Records from a collection:
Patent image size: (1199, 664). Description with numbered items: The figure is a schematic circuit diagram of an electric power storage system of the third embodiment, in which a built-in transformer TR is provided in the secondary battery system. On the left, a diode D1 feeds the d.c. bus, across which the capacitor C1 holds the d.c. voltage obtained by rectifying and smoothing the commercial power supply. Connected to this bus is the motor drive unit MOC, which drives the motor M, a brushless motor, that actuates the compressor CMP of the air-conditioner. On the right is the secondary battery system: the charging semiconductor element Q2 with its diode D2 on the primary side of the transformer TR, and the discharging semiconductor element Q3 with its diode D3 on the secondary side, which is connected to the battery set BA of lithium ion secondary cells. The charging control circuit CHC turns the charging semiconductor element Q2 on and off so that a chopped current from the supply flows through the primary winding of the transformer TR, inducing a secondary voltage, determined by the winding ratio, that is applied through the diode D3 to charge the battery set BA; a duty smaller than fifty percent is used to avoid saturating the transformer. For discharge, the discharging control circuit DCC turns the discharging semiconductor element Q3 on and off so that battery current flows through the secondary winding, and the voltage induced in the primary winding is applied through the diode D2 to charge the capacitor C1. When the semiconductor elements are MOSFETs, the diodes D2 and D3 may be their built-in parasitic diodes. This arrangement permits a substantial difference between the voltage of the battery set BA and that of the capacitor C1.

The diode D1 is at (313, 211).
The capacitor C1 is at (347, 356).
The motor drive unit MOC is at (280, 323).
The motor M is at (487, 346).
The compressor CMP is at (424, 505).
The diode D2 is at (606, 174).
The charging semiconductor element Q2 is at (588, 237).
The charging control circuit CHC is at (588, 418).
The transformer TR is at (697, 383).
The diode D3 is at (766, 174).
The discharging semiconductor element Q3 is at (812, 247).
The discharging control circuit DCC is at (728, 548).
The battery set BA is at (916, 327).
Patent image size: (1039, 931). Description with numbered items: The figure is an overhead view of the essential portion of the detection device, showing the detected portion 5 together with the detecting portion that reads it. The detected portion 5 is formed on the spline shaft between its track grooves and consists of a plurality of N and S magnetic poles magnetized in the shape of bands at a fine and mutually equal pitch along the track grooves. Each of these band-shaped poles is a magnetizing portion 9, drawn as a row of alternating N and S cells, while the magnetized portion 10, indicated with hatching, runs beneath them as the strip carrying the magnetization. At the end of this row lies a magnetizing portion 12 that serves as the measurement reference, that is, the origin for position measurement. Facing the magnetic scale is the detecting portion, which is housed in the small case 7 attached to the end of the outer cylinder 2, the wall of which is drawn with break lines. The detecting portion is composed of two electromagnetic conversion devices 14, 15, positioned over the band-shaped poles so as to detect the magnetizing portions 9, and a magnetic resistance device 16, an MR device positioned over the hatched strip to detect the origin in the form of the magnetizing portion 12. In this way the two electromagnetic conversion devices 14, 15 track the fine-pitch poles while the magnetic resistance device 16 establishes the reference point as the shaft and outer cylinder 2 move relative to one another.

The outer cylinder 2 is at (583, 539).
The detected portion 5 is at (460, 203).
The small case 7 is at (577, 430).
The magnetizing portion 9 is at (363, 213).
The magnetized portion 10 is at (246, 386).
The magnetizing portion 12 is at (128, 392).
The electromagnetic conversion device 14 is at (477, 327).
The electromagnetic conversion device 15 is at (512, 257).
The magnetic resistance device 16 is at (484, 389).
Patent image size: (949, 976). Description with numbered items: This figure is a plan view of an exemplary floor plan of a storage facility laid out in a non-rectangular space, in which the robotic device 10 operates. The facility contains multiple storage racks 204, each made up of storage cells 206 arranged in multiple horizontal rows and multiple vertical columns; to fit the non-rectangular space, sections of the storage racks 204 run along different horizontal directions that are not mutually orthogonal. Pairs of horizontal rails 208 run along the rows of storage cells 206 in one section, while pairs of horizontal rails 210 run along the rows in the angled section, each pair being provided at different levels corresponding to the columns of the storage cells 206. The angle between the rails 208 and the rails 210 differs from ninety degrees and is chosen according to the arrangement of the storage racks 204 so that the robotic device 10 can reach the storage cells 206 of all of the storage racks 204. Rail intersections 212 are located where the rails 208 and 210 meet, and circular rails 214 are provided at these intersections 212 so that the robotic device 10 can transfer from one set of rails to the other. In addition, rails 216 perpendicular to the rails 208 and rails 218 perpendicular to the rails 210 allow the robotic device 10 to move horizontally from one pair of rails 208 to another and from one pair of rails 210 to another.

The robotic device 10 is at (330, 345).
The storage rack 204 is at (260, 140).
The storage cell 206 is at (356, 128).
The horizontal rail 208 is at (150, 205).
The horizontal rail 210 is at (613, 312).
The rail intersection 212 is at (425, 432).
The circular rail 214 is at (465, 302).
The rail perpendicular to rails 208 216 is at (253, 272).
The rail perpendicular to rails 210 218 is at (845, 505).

* **TASK ITEM**
With no line omitted, copy all the data exactly.

* **ANSWER SPACE**
Patent image size: (1199, 664). Description with numbered items: The figure is a schematic circuit diagram of an electric power storage system of the third embodiment, in which a built-in transformer TR is provided in the secondary battery system. On the left, a diode D1 feeds the d.c. bus, across which the capacitor C1 holds the d.c. voltage obtained by rectifying and smoothing the commercial power supply. Connected to this bus is the motor drive unit MOC, which drives the motor M, a brushless motor, that actuates the compressor CMP of the air-conditioner. On the right is the secondary battery system: the charging semiconductor element Q2 with its diode D2 on the primary side of the transformer TR, and the discharging semiconductor element Q3 with its diode D3 on the secondary side, which is connected to the battery set BA of lithium ion secondary cells. The charging control circuit CHC turns the charging semiconductor element Q2 on and off so that a chopped current from the supply flows through the primary winding of the transformer TR, inducing a secondary voltage, determined by the winding ratio, that is applied through the diode D3 to charge the battery set BA; a duty smaller than fifty percent is used to avoid saturating the transformer. For discharge, the discharging control circuit DCC turns the discharging semiconductor element Q3 on and off so that battery current flows through the secondary winding, and the voltage induced in the primary winding is applied through the diode D2 to charge the capacitor C1. When the semiconductor elements are MOSFETs, the diodes D2 and D3 may be their built-in parasitic diodes. This arrangement permits a substantial difference between the voltage of the battery set BA and that of the capacitor C1.

The diode D1 is at (313, 211).
The capacitor C1 is at (347, 356).
The motor drive unit MOC is at (280, 323).
The motor M is at (487, 346).
The compressor CMP is at (424, 505).
The diode D2 is at (606, 174).
The charging semiconductor element Q2 is at (588, 237).
The charging control circuit CHC is at (588, 418).
The transformer TR is at (697, 383).
The diode D3 is at (766, 174).
The discharging semiconductor element Q3 is at (812, 247).
The discharging control circuit DCC is at (728, 548).
The battery set BA is at (916, 327).
Patent image size: (1039, 931). Description with numbered items: The figure is an overhead view of the essential portion of the detection device, showing the detected portion 5 together with the detecting portion that reads it. The detected portion 5 is formed on the spline shaft between its track grooves and consists of a plurality of N and S magnetic poles magnetized in the shape of bands at a fine and mutually equal pitch along the track grooves. Each of these band-shaped poles is a magnetizing portion 9, drawn as a row of alternating N and S cells, while the magnetized portion 10, indicated with hatching, runs beneath them as the strip carrying the magnetization. At the end of this row lies a magnetizing portion 12 that serves as the measurement reference, that is, the origin for position measurement. Facing the magnetic scale is the detecting portion, which is housed in the small case 7 attached to the end of the outer cylinder 2, the wall of which is drawn with break lines. The detecting portion is composed of two electromagnetic conversion devices 14, 15, positioned over the band-shaped poles so as to detect the magnetizing portions 9, and a magnetic resistance device 16, an MR device positioned over the hatched strip to detect the origin in the form of the magnetizing portion 12. In this way the two electromagnetic conversion devices 14, 15 track the fine-pitch poles while the magnetic resistance device 16 establishes the reference point as the shaft and outer cylinder 2 move relative to one another.

The outer cylinder 2 is at (583, 539).
The detected portion 5 is at (460, 203).
The small case 7 is at (577, 430).
The magnetizing portion 9 is at (363, 213).
The magnetized portion 10 is at (246, 386).
The magnetizing portion 12 is at (128, 392).
The electromagnetic conversion device 14 is at (477, 327).
The electromagnetic conversion device 15 is at (512, 257).
The magnetic resistance device 16 is at (484, 389).
Patent image size: (949, 976). Description with numbered items: This figure is a plan view of an exemplary floor plan of a storage facility laid out in a non-rectangular space, in which the robotic device 10 operates. The facility contains multiple storage racks 204, each made up of storage cells 206 arranged in multiple horizontal rows and multiple vertical columns; to fit the non-rectangular space, sections of the storage racks 204 run along different horizontal directions that are not mutually orthogonal. Pairs of horizontal rails 208 run along the rows of storage cells 206 in one section, while pairs of horizontal rails 210 run along the rows in the angled section, each pair being provided at different levels corresponding to the columns of the storage cells 206. The angle between the rails 208 and the rails 210 differs from ninety degrees and is chosen according to the arrangement of the storage racks 204 so that the robotic device 10 can reach the storage cells 206 of all of the storage racks 204. Rail intersections 212 are located where the rails 208 and 210 meet, and circular rails 214 are provided at these intersections 212 so that the robotic device 10 can transfer from one set of rails to the other. In addition, rails 216 perpendicular to the rails 208 and rails 218 perpendicular to the rails 210 allow the robotic device 10 to move horizontally from one pair of rails 208 to another and from one pair of rails 210 to another.

The robotic device 10 is at (330, 345).
The storage rack 204 is at (260, 140).
The storage cell 206 is at (356, 128).
The horizontal rail 208 is at (150, 205).
The horizontal rail 210 is at (613, 312).
The rail intersection 212 is at (425, 432).
The circular rail 214 is at (465, 302).
The rail perpendicular to rails 208 216 is at (253, 272).
The rail perpendicular to rails 210 218 is at (845, 505).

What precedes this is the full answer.